▸ **DATA LINES**
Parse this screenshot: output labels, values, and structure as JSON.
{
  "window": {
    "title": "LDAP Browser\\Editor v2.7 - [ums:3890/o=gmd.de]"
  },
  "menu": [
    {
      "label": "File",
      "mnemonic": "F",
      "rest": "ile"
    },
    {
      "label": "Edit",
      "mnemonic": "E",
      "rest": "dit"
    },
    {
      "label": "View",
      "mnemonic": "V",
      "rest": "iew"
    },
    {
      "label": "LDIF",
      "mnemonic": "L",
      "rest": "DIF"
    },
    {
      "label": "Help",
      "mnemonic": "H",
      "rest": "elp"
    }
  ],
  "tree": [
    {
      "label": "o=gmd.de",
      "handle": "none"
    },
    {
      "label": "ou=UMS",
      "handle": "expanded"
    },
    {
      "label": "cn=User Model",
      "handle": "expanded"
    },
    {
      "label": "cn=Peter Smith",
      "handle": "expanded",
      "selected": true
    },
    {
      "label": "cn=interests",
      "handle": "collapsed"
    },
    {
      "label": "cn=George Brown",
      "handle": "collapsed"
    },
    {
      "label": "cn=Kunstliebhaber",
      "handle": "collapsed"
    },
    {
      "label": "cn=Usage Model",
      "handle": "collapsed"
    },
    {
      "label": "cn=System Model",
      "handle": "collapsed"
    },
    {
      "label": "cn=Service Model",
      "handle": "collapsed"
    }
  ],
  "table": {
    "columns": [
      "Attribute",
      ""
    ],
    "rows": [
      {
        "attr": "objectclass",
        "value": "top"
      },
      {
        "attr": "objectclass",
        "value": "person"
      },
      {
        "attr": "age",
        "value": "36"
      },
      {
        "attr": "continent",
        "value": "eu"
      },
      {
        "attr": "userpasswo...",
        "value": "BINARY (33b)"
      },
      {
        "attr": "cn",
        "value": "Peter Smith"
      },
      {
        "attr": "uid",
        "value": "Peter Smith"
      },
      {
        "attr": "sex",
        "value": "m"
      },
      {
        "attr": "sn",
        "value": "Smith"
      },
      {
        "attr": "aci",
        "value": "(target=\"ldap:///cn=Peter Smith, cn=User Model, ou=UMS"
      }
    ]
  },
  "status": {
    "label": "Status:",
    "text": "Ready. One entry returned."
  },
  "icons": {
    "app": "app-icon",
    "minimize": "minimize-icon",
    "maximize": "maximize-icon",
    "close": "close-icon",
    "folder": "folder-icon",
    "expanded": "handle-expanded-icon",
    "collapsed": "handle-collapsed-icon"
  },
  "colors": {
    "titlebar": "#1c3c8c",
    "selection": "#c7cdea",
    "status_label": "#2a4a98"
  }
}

---

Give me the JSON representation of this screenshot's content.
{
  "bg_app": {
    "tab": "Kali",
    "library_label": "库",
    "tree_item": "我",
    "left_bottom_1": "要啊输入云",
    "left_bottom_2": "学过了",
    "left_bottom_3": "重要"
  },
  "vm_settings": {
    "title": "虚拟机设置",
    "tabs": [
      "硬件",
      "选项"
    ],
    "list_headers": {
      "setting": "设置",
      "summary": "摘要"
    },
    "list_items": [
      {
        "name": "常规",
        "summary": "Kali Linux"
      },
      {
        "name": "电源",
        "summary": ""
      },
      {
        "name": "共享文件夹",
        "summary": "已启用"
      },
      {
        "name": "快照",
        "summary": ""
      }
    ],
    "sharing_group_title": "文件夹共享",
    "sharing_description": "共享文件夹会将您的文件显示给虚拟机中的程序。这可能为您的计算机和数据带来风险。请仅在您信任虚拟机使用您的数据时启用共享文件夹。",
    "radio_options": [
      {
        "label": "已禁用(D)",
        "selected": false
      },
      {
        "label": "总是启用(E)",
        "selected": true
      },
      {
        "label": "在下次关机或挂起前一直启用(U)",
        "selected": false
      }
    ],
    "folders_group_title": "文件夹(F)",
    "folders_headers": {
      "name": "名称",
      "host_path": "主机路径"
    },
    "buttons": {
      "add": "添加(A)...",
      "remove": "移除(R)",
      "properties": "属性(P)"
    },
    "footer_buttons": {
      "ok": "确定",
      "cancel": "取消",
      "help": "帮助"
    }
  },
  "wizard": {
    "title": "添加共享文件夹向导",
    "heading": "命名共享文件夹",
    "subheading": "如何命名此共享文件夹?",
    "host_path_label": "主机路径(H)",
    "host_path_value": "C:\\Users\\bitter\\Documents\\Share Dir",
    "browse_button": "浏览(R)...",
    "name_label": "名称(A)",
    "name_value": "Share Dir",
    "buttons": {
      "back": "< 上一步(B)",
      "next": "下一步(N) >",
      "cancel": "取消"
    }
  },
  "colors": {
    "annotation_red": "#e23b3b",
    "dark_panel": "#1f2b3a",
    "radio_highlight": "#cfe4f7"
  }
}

▸ **SHORT EXERCISE**
Return the lines of the records that include the string "summary".

▸ **ANSWER FOR THE TASK**
      "summary": "摘要"
        "summary": "Kali Linux"
        "summary": ""
        "summary": "已启用"
        "summary": ""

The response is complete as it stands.